== Exercise ==
Answer these questions about the supremum of suprema text:
(a) What kind of structure is S assumed to be?
(b) Which result is cited to show that each T in 𝕋 is a subset of the union of 𝕋?
(c) In the second part of the proof, which letter denotes the supremum of the set of the suprema sup T?

== Source excerpt ==
Supremum of Suprema
Theorem
Let $\struct {S, \preceq}$ be an ordered set.
Let $\mathbb T \subseteq \powerset S$, where $\powerset S$ is the power set of $S$.
Suppose all $T \in \mathbb T$ admit a supremum $\sup T$ in $S$.
Then:
- $\sup \bigcup \mathbb T = \sup {\set {\sup T: T \in \mathbb T} }$
if one of these two quantities exists (in $S$).
Proof
Suppose that $s = \sup \bigcup \mathbb T \in S$.
By Set is Subset of Union, $T \subseteq \bigcup \mathbb T$ for all $T \in \mathbb T$.
Hence by Supremum of Subset:
- $\forall T \in \mathbb T: \sup T \preceq s$
Suppose now that $a \in S$ satisfies:
- $\forall T \in \mathbb T: \sup T \preceq a$
Then by transitivity of $\preceq$:
- $\forall t \in T: t \preceq a$
Since this holds for any $T \in \mathbb T$, also:
- $\forall t \in \bigcup \mathbb T: t \preceq a$
Hence $s \preceq a$, by definition of supremum.
That is, $s = \sup {\set {\sup T: T \in \mathbb T} }$.
$\Box$
Suppose now that $r = \sup {\set {\sup T: T \in \mathbb T} } \in S$.
By definition of supremum, for all $T \in \mathbb T$ and $t \in T$:
- $t \preceq \sup T$
By transitivity of $\preceq$:
- $\forall T \in \mathbb T: \forall t \in T: t \preceq r$
Hence for all $t \in \bigcup \mathbb T$:
- $t \preceq r$
Suppose that $a \in S$ satisfies:
- $\forall t \in \bigcup \mathbb T: t \preceq a$
In particular, for any $T \in \mathbb T$, since $T \subseteq \bigcup \mathbb T$:
- $\sup T \preceq a$
and therefore by definition of supremum, also:
- $r \preceq a$
That is, $r = \sup \bigcup \mathbb T$.
$\blacksquare$

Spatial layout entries
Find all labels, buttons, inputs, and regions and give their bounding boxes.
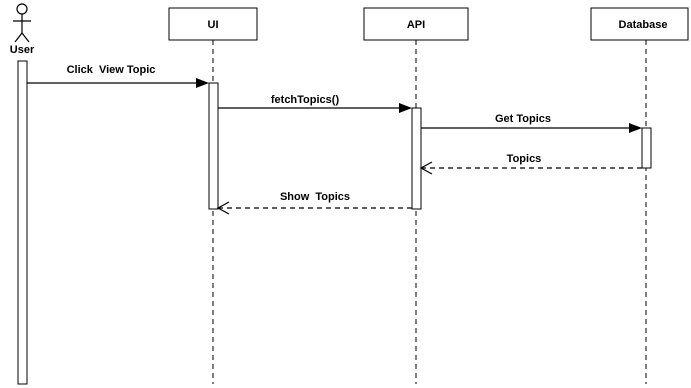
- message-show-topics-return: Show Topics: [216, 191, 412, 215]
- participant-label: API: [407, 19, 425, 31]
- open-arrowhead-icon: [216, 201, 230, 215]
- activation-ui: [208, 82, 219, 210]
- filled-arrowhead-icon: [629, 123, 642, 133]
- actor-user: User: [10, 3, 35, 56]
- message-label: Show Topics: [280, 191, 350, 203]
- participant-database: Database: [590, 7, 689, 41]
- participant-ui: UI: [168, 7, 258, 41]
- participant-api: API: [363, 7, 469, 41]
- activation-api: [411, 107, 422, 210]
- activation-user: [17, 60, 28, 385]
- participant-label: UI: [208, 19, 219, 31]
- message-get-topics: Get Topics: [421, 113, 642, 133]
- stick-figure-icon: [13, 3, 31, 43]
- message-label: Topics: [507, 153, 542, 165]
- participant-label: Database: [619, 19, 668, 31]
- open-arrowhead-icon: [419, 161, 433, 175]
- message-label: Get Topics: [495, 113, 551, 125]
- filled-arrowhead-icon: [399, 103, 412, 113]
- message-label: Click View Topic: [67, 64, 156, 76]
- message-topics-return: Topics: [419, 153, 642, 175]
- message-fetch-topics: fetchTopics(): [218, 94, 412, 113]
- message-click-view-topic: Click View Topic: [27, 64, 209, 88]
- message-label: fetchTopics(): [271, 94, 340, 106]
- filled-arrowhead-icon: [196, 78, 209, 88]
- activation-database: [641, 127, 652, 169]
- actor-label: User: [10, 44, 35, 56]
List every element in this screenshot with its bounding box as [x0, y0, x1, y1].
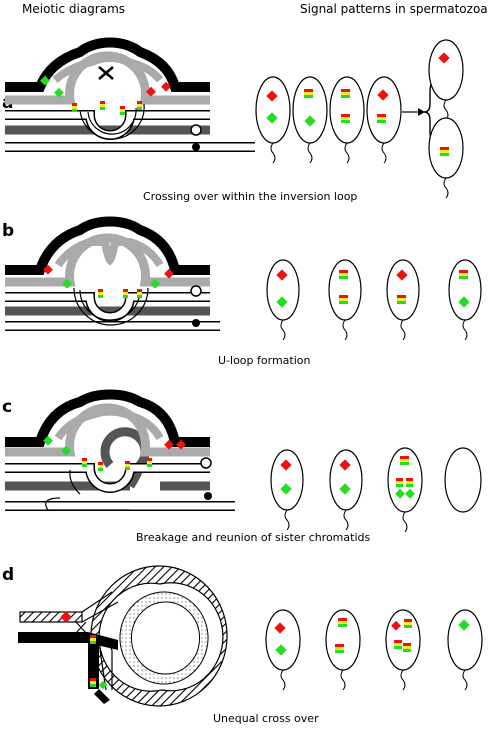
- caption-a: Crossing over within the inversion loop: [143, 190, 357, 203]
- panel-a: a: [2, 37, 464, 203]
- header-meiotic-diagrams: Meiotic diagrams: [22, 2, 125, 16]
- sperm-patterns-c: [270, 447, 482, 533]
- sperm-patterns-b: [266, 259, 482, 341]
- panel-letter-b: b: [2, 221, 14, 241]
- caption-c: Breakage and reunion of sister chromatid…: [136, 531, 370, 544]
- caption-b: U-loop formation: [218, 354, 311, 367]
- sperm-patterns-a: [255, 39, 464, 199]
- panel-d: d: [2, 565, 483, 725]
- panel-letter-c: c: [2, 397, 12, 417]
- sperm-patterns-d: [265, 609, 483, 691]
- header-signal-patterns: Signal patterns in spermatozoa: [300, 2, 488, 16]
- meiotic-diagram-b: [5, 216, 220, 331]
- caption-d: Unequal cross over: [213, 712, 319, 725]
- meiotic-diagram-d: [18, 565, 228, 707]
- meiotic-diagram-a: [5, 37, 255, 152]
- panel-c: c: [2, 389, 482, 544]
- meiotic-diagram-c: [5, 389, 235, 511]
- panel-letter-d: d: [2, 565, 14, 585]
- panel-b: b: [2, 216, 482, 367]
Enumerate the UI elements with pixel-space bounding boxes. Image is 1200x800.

* * *

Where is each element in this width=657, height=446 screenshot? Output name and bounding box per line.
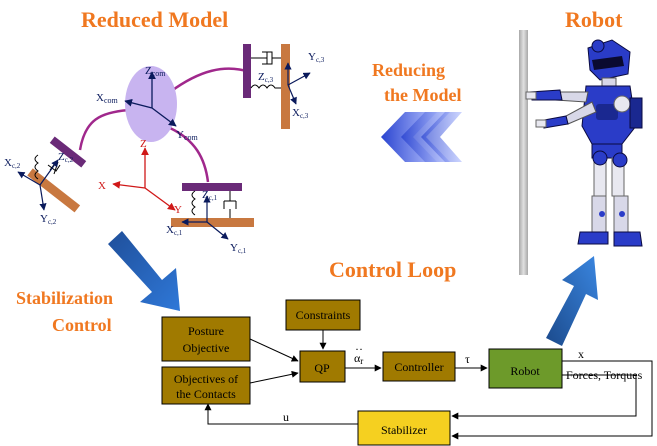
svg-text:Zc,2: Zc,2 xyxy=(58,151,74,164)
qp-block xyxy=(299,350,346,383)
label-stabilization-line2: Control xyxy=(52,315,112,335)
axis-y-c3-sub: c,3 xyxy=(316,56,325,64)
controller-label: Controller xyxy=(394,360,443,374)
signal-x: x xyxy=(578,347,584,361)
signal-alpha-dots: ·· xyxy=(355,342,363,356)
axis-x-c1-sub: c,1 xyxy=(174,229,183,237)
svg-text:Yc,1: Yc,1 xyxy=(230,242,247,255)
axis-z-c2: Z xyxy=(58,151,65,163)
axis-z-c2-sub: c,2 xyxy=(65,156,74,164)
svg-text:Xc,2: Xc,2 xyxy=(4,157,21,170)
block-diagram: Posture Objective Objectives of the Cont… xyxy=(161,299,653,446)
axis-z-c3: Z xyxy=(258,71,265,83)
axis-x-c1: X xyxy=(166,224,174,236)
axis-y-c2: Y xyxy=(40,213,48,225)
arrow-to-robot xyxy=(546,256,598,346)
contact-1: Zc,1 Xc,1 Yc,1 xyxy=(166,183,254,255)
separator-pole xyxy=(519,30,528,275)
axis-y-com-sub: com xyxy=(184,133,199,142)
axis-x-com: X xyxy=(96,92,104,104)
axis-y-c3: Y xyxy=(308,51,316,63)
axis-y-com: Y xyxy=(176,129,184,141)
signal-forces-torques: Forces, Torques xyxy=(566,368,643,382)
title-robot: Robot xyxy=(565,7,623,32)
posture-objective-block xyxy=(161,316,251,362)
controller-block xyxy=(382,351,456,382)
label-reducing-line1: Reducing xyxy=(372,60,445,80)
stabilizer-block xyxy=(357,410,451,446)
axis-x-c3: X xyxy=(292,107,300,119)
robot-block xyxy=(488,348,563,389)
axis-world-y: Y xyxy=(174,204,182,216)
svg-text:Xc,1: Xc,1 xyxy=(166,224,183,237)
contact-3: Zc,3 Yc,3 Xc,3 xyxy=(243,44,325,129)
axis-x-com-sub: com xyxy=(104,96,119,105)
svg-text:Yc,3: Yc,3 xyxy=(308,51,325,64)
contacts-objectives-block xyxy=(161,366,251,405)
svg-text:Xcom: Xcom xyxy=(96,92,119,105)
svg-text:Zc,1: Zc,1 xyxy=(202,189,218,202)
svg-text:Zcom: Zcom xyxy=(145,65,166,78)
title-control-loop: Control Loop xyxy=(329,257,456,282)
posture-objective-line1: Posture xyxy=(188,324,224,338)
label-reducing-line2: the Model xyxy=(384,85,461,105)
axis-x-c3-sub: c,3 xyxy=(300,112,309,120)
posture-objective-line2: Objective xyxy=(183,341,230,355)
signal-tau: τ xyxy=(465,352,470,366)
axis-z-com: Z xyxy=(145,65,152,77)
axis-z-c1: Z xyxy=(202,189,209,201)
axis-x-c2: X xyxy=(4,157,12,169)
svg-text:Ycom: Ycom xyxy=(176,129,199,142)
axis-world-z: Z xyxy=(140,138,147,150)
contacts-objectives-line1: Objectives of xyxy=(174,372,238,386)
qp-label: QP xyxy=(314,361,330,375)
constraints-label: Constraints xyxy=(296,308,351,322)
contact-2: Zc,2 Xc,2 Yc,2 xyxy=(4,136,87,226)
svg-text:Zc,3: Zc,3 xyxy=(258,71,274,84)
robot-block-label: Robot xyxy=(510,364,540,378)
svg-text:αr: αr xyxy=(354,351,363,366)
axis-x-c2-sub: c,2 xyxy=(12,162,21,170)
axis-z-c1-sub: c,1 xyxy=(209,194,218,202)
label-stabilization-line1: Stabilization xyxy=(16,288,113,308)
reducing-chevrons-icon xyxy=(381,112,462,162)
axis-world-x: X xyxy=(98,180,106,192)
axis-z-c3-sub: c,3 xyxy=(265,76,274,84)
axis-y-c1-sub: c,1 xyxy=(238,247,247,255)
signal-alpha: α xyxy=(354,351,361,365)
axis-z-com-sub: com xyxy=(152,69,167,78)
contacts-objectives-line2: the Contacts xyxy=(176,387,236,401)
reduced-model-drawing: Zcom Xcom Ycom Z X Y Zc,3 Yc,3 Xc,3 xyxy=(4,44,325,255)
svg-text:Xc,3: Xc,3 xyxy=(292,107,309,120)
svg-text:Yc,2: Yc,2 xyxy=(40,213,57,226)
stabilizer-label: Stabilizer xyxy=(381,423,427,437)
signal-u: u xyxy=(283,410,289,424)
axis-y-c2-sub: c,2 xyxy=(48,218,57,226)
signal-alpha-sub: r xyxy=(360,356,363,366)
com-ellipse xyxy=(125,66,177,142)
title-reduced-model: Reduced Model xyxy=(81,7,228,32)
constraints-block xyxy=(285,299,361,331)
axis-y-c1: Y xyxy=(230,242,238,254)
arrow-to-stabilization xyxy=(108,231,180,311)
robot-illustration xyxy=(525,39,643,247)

== Problem solution ==
(a) An ordered set.
(b) Set is Subset of Union.
(c) r